Write out the listing in full, matching it word for word.

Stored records
┄┄┄┄┄┄┄┄┄┄
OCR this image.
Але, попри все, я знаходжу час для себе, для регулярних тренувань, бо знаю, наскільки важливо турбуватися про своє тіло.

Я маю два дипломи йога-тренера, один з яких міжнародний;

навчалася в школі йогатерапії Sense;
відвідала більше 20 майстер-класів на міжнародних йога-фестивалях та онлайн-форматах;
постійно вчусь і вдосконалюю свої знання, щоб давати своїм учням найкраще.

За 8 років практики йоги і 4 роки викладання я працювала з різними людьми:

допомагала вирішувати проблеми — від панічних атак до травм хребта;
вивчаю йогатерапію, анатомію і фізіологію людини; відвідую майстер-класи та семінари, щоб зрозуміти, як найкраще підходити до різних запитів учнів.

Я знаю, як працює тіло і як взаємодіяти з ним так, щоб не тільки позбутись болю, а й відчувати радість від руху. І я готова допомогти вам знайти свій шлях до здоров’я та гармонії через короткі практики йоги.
┄┄┄┄┄┄┄┄┄┄
--- Full output ---
OCR this image.
Але, попри все, я знаходжу час для себе, для регулярних тренувань, бо знаю, наскільки важливо турбуватися про своє тіло.

Я маю два дипломи йога-тренера, один з яких міжнародний;

навчалася в школі йогатерапії Sense;
відвідала більше 20 майстер-класів на міжнародних йога-фестивалях та онлайн-форматах;
постійно вчусь і вдосконалюю свої знання, щоб давати своїм учням найкраще.

За 8 років практики йоги і 4 роки викладання я працювала з різними людьми:

допомагала вирішувати проблеми — від панічних атак до травм хребта;
вивчаю йогатерапію, анатомію і фізіологію людини; відвідую майстер-класи та семінари, щоб зрозуміти, як найкраще підходити до різних запитів учнів.

Я знаю, як працює тіло і як взаємодіяти з ним так, щоб не тільки позбутись болю, а й відчувати радість від руху. І я готова допомогти вам знайти свій шлях до здоров’я та гармонії через короткі практики йоги.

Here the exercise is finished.